Given exercise:
In this exercise, reproduce all the entries that follow exactly.

Supplied material:
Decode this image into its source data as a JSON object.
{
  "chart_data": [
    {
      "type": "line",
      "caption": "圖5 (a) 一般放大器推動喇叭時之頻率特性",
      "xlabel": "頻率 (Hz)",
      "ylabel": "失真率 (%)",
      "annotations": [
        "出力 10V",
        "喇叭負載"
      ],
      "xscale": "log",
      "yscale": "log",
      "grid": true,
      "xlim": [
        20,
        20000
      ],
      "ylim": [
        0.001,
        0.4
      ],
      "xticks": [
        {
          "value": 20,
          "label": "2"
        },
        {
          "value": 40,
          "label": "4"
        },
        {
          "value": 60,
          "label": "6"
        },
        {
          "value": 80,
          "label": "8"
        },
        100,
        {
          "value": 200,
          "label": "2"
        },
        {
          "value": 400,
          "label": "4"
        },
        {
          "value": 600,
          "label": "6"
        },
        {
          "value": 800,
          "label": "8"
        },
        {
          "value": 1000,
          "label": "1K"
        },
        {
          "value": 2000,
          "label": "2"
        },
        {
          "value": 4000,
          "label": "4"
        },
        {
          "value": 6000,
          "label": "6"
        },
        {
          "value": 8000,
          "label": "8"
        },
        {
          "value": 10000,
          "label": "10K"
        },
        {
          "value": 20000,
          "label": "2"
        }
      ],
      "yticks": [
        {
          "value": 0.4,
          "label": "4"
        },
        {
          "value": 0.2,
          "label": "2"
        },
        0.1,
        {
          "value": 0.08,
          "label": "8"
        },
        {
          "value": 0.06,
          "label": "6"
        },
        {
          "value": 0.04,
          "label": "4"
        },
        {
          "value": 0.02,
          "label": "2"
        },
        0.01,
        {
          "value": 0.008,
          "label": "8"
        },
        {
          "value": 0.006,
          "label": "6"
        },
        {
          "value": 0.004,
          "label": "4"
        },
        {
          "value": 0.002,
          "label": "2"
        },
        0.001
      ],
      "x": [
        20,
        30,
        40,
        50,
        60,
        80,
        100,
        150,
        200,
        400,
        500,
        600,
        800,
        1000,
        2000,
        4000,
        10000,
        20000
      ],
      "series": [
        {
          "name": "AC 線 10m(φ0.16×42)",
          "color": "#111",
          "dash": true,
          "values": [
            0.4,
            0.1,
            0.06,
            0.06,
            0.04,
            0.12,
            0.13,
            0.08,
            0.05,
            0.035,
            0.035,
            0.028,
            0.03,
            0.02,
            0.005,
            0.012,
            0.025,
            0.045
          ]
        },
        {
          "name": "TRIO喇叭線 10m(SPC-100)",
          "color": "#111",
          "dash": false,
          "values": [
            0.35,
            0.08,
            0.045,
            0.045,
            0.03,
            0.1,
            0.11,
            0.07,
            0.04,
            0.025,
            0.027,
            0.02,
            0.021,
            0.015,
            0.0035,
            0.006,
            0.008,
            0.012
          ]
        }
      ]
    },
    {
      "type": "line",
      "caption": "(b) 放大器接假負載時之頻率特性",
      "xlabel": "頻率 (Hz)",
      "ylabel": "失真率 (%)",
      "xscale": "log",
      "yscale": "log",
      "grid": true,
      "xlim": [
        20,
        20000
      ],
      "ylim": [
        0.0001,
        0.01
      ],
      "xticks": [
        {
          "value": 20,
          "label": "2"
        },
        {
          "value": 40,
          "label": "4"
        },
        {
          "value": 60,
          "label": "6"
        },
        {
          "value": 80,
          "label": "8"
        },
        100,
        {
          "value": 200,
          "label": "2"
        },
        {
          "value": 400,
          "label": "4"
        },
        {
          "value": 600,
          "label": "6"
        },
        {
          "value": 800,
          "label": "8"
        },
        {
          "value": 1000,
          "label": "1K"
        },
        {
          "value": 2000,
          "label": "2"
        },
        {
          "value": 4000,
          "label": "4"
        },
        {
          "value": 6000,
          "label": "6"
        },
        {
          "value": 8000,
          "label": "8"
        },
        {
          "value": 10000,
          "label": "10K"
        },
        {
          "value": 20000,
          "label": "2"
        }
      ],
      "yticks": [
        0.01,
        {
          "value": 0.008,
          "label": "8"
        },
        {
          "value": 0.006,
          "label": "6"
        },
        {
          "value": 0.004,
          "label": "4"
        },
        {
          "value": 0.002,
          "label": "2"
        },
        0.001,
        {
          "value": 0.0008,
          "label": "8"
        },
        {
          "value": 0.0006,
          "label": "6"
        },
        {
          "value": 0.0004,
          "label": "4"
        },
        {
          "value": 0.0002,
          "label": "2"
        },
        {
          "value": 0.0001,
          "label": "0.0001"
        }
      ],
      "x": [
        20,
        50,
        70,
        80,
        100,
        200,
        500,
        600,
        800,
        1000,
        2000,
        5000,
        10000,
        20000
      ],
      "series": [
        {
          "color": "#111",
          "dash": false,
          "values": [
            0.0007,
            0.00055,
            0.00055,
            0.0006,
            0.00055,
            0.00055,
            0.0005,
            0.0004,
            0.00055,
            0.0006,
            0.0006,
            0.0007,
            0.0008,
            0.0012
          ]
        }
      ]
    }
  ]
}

Final result:
Decode this image into its source data as a JSON object.
{
  "chart_data": [
    {
      "type": "line",
      "caption": "圖5 (a) 一般放大器推動喇叭時之頻率特性",
      "xlabel": "頻率 (Hz)",
      "ylabel": "失真率 (%)",
      "annotations": [
        "出力 10V",
        "喇叭負載"
      ],
      "xscale": "log",
      "yscale": "log",
      "grid": true,
      "xlim": [
        20,
        20000
      ],
      "ylim": [
        0.001,
        0.4
      ],
      "xticks": [
        {
          "value": 20,
          "label": "2"
        },
        {
          "value": 40,
          "label": "4"
        },
        {
          "value": 60,
          "label": "6"
        },
        {
          "value": 80,
          "label": "8"
        },
        100,
        {
          "value": 200,
          "label": "2"
        },
        {
          "value": 400,
          "label": "4"
        },
        {
          "value": 600,
          "label": "6"
        },
        {
          "value": 800,
          "label": "8"
        },
        {
          "value": 1000,
          "label": "1K"
        },
        {
          "value": 2000,
          "label": "2"
        },
        {
          "value": 4000,
          "label": "4"
        },
        {
          "value": 6000,
          "label": "6"
        },
        {
          "value": 8000,
          "label": "8"
        },
        {
          "value": 10000,
          "label": "10K"
        },
        {
          "value": 20000,
          "label": "2"
        }
      ],
      "yticks": [
        {
          "value": 0.4,
          "label": "4"
        },
        {
          "value": 0.2,
          "label": "2"
        },
        0.1,
        {
          "value": 0.08,
          "label": "8"
        },
        {
          "value": 0.06,
          "label": "6"
        },
        {
          "value": 0.04,
          "label": "4"
        },
        {
          "value": 0.02,
          "label": "2"
        },
        0.01,
        {
          "value": 0.008,
          "label": "8"
        },
        {
          "value": 0.006,
          "label": "6"
        },
        {
          "value": 0.004,
          "label": "4"
        },
        {
          "value": 0.002,
          "label": "2"
        },
        0.001
      ],
      "x": [
        20,
        30,
        40,
        50,
        60,
        80,
        100,
        150,
        200,
        400,
        500,
        600,
        800,
        1000,
        2000,
        4000,
        10000,
        20000
      ],
      "series": [
        {
          "name": "AC 線 10m(φ0.16×42)",
          "color": "#111",
          "dash": true,
          "values": [
            0.4,
            0.1,
            0.06,
            0.06,
            0.04,
            0.12,
            0.13,
            0.08,
            0.05,
            0.035,
            0.035,
            0.028,
            0.03,
            0.02,
            0.005,
            0.012,
            0.025,
            0.045
          ]
        },
        {
          "name": "TRIO喇叭線 10m(SPC-100)",
          "color": "#111",
          "dash": false,
          "values": [
            0.35,
            0.08,
            0.045,
            0.045,
            0.03,
            0.1,
            0.11,
            0.07,
            0.04,
            0.025,
            0.027,
            0.02,
            0.021,
            0.015,
            0.0035,
            0.006,
            0.008,
            0.012
          ]
        }
      ]
    },
    {
      "type": "line",
      "caption": "(b) 放大器接假負載時之頻率特性",
      "xlabel": "頻率 (Hz)",
      "ylabel": "失真率 (%)",
      "xscale": "log",
      "yscale": "log",
      "grid": true,
      "xlim": [
        20,
        20000
      ],
      "ylim": [
        0.0001,
        0.01
      ],
      "xticks": [
        {
          "value": 20,
          "label": "2"
        },
        {
          "value": 40,
          "label": "4"
        },
        {
          "value": 60,
          "label": "6"
        },
        {
          "value": 80,
          "label": "8"
        },
        100,
        {
          "value": 200,
          "label": "2"
        },
        {
          "value": 400,
          "label": "4"
        },
        {
          "value": 600,
          "label": "6"
        },
        {
          "value": 800,
          "label": "8"
        },
        {
          "value": 1000,
          "label": "1K"
        },
        {
          "value": 2000,
          "label": "2"
        },
        {
          "value": 4000,
          "label": "4"
        },
        {
          "value": 6000,
          "label": "6"
        },
        {
          "value": 8000,
          "label": "8"
        },
        {
          "value": 10000,
          "label": "10K"
        },
        {
          "value": 20000,
          "label": "2"
        }
      ],
      "yticks": [
        0.01,
        {
          "value": 0.008,
          "label": "8"
        },
        {
          "value": 0.006,
          "label": "6"
        },
        {
          "value": 0.004,
          "label": "4"
        },
        {
          "value": 0.002,
          "label": "2"
        },
        0.001,
        {
          "value": 0.0008,
          "label": "8"
        },
        {
          "value": 0.0006,
          "label": "6"
        },
        {
          "value": 0.0004,
          "label": "4"
        },
        {
          "value": 0.0002,
          "label": "2"
        },
        {
          "value": 0.0001,
          "label": "0.0001"
        }
      ],
      "x": [
        20,
        50,
        70,
        80,
        100,
        200,
        500,
        600,
        800,
        1000,
        2000,
        5000,
        10000,
        20000
      ],
      "series": [
        {
          "color": "#111",
          "dash": false,
          "values": [
            0.0007,
            0.00055,
            0.00055,
            0.0006,
            0.00055,
            0.00055,
            0.0005,
            0.0004,
            0.00055,
            0.0006,
            0.0006,
            0.0007,
            0.0008,
            0.0012
          ]
        }
      ]
    }
  ]
}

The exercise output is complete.